=== MATERIAL SUPPLIED ===

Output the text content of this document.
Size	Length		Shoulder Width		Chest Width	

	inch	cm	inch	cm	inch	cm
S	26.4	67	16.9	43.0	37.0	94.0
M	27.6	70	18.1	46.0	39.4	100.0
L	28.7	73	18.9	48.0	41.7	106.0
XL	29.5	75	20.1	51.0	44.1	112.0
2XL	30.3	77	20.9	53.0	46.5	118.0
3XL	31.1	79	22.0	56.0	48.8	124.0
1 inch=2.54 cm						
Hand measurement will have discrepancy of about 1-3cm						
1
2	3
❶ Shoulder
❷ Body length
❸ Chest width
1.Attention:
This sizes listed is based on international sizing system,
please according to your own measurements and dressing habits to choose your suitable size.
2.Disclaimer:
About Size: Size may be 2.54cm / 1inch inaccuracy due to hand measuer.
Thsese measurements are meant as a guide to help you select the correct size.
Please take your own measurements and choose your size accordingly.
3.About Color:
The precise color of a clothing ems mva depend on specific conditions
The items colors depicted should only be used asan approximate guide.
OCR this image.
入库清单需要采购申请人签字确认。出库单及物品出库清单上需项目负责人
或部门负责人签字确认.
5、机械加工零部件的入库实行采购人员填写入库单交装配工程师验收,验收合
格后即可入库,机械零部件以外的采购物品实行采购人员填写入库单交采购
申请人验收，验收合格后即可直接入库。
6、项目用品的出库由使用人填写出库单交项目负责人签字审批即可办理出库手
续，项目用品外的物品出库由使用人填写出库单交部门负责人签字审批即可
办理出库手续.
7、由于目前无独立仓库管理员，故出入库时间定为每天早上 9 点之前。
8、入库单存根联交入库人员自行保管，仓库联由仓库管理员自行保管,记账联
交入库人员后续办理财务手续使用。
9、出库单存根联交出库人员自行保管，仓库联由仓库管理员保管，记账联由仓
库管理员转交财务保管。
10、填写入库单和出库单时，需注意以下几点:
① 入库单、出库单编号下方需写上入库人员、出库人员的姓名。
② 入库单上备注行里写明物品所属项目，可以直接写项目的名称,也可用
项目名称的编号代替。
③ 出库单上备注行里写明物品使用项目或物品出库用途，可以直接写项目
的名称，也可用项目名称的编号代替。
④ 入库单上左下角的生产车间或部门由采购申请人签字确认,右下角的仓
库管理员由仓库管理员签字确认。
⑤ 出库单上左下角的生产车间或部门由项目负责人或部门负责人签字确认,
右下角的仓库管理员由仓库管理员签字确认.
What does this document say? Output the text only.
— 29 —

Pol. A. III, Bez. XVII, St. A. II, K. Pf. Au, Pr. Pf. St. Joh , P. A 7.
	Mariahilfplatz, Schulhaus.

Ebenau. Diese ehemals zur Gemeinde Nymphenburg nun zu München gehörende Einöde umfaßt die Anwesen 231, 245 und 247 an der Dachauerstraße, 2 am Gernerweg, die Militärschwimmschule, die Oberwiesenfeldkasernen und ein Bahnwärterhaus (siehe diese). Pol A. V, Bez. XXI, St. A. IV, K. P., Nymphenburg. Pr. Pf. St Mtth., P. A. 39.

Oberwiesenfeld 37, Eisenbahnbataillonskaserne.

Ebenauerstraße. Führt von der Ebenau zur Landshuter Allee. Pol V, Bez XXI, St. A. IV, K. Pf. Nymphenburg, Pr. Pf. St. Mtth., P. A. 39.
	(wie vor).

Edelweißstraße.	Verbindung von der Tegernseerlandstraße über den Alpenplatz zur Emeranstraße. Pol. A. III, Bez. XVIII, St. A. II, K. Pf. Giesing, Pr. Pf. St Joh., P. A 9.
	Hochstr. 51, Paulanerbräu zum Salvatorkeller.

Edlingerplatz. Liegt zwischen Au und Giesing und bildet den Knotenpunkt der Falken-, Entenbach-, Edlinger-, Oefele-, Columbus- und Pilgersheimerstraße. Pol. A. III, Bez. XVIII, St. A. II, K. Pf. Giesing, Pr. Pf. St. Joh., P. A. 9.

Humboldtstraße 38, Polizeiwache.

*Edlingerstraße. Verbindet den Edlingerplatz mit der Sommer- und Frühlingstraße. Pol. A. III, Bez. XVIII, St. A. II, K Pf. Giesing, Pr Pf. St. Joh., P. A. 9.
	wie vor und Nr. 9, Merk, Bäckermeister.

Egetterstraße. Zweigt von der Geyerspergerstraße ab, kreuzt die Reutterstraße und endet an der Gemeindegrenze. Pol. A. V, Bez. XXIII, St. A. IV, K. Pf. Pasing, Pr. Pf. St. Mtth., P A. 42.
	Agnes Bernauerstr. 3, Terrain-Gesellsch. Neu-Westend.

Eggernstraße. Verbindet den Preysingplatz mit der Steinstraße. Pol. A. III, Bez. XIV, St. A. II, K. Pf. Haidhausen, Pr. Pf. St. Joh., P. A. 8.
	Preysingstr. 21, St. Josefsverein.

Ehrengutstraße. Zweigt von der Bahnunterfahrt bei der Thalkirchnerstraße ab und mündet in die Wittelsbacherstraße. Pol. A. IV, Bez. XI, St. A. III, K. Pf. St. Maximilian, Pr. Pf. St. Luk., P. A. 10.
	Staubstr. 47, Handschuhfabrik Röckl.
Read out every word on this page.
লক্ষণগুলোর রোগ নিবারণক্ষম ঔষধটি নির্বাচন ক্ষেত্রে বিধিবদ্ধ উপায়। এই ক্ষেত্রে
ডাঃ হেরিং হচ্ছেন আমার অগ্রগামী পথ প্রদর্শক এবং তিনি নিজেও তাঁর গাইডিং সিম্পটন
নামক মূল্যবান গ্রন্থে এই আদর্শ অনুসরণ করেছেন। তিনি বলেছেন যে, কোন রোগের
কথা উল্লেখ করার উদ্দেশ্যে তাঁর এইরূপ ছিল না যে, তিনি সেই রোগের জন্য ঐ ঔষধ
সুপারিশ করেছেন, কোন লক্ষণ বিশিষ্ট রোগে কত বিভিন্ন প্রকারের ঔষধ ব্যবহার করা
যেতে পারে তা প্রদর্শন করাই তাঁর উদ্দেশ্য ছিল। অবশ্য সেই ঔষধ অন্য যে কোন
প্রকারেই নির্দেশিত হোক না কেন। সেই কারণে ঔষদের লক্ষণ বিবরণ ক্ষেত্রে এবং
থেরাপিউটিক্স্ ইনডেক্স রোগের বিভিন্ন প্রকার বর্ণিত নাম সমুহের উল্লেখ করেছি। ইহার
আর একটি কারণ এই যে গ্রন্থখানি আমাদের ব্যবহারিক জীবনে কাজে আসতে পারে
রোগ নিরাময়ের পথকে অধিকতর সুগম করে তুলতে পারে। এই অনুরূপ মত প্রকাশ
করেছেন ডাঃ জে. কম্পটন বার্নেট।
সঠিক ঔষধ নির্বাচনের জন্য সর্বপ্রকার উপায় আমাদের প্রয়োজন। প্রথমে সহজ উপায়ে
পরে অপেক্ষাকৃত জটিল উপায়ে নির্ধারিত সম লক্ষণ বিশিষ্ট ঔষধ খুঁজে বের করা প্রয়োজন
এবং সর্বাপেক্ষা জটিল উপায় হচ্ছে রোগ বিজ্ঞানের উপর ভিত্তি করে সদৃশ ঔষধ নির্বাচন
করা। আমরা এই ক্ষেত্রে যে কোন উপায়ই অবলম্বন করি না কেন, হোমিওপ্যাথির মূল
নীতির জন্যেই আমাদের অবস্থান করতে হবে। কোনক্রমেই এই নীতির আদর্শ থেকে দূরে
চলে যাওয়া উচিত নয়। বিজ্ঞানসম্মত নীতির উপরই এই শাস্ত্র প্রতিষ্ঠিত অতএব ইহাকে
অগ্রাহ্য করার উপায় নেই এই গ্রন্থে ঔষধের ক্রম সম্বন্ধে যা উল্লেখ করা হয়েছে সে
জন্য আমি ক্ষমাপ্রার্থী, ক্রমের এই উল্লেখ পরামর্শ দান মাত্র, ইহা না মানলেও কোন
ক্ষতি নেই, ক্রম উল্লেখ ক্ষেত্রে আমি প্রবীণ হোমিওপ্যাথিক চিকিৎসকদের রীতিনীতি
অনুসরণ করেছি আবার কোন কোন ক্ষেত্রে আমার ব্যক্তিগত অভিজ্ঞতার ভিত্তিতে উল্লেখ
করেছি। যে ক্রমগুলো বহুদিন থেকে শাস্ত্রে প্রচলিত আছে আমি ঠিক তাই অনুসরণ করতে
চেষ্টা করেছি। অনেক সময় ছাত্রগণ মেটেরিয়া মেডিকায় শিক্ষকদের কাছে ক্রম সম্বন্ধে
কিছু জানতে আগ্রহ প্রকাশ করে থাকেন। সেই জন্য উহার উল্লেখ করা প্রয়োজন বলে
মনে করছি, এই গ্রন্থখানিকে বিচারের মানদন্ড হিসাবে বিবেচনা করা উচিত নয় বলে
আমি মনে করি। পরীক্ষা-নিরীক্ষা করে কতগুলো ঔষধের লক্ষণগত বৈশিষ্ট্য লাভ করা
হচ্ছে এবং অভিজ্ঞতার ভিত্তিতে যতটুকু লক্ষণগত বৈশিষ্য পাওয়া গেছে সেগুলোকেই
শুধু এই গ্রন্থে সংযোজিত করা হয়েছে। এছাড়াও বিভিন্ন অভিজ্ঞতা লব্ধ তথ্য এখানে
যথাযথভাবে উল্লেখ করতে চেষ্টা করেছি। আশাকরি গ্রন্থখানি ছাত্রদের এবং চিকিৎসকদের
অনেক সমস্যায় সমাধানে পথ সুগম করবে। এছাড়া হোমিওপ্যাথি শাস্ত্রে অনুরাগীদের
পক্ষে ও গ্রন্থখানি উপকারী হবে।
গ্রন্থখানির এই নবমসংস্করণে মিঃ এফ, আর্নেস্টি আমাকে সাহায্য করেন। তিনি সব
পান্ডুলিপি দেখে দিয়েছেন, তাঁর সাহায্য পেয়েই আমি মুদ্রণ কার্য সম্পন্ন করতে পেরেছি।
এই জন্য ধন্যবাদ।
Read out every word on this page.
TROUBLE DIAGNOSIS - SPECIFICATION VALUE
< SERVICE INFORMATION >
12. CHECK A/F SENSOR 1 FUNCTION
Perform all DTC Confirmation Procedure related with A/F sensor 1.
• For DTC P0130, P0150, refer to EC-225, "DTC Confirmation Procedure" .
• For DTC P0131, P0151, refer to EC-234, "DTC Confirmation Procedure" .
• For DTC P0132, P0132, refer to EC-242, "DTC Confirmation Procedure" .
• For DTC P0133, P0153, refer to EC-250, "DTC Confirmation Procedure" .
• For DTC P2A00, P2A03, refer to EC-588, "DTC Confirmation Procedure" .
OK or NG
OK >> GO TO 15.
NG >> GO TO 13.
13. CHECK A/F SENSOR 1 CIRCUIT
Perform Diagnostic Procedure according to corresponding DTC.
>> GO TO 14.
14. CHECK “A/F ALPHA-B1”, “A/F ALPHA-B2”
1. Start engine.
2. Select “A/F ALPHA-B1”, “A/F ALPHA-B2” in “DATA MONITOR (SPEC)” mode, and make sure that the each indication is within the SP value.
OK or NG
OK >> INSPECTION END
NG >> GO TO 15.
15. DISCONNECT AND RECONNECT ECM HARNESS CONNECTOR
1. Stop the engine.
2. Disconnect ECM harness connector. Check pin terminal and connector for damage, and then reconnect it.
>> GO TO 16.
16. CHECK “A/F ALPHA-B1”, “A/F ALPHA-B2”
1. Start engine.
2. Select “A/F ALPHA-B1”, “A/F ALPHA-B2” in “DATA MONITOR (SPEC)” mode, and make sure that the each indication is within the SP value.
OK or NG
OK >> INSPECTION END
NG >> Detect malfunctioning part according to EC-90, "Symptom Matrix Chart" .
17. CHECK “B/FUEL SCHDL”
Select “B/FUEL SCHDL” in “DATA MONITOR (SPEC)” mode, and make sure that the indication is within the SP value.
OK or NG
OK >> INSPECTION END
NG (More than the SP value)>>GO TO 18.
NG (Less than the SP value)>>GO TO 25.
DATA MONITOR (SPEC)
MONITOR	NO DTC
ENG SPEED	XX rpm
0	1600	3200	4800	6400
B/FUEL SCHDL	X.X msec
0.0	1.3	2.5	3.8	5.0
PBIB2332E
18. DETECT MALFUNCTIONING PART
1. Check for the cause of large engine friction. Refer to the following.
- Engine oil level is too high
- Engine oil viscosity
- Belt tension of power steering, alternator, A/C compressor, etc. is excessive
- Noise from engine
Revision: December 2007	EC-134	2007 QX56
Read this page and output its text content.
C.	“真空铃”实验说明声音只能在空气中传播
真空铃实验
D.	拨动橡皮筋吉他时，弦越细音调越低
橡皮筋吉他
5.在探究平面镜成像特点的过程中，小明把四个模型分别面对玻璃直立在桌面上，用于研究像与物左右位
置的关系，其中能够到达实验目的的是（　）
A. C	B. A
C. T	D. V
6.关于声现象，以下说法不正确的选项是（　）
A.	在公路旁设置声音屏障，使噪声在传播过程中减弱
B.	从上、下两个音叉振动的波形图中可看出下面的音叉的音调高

===

→ SET EXERCISE: Copy each line of the preceding data that contains the string "Giesing".

→ FULL SOLUTION:
Edelweißstraße.	Verbindung von der Tegernseerlandstraße über den Alpenplatz zur Emeranstraße. Pol. A. III, Bez. XVIII, St. A. II, K. Pf. Giesing, Pr. Pf. St Joh., P. A 9.
Edlingerplatz. Liegt zwischen Au und Giesing und bildet den Knotenpunkt der Falken-, Entenbach-, Edlinger-, Oefele-, Columbus- und Pilgersheimerstraße. Pol. A. III, Bez. XVIII, St. A. II, K. Pf. Giesing, Pr. Pf. St. Joh., P. A. 9.
*Edlingerstraße. Verbindet den Edlingerplatz mit der Sommer- und Frühlingstraße. Pol. A. III, Bez. XVIII, St. A. II, K Pf. Giesing, Pr Pf. St. Joh., P. A. 9.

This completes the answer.